INSTRUCTIONS FOR THE TASK ->
Look through the listing and locate every line containing the word "Total"; copy those lines.

RAW DATA ->
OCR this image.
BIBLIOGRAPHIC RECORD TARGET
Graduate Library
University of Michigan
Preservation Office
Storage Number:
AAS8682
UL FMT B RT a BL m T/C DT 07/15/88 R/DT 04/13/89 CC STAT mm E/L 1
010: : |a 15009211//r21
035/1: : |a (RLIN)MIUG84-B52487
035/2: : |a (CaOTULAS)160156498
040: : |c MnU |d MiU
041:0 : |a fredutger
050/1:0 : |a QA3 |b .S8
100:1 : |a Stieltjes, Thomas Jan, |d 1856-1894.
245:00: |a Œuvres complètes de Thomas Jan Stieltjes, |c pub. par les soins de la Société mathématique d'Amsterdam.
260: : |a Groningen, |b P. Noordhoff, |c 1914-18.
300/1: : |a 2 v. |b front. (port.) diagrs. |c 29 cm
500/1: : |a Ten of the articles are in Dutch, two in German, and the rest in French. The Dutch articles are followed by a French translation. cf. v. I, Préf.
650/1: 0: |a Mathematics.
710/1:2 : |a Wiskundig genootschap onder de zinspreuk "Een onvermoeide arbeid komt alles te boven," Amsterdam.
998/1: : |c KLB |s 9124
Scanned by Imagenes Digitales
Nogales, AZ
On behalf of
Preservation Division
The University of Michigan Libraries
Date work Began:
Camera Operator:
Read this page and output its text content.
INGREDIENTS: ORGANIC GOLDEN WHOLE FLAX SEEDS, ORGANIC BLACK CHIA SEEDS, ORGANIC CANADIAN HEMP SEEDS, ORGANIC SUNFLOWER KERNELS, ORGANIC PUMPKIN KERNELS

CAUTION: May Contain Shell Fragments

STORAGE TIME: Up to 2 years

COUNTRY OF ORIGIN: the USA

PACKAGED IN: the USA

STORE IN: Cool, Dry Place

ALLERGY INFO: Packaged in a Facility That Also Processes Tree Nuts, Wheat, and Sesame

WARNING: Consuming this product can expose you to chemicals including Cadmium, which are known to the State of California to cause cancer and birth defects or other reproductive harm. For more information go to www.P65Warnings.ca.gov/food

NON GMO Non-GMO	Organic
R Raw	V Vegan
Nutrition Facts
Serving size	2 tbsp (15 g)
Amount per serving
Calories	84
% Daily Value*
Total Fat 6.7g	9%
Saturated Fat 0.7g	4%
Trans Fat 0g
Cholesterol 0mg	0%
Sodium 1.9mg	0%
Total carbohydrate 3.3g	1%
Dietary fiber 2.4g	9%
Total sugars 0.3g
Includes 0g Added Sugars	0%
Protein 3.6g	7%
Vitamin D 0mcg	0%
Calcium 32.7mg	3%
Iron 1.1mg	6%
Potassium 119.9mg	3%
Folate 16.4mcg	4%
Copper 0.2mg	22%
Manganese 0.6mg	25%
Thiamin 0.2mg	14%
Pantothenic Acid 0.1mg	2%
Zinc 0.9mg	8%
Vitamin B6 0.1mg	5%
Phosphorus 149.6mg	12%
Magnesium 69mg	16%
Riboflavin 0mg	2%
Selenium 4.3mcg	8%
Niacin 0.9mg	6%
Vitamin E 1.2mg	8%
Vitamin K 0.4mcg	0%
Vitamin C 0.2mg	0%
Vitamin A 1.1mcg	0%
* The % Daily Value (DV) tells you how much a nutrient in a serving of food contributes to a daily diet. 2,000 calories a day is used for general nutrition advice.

ANSWER SPACE ->
Total Fat 6.7g	9%
Total carbohydrate 3.3g	1%
Total sugars 0.3g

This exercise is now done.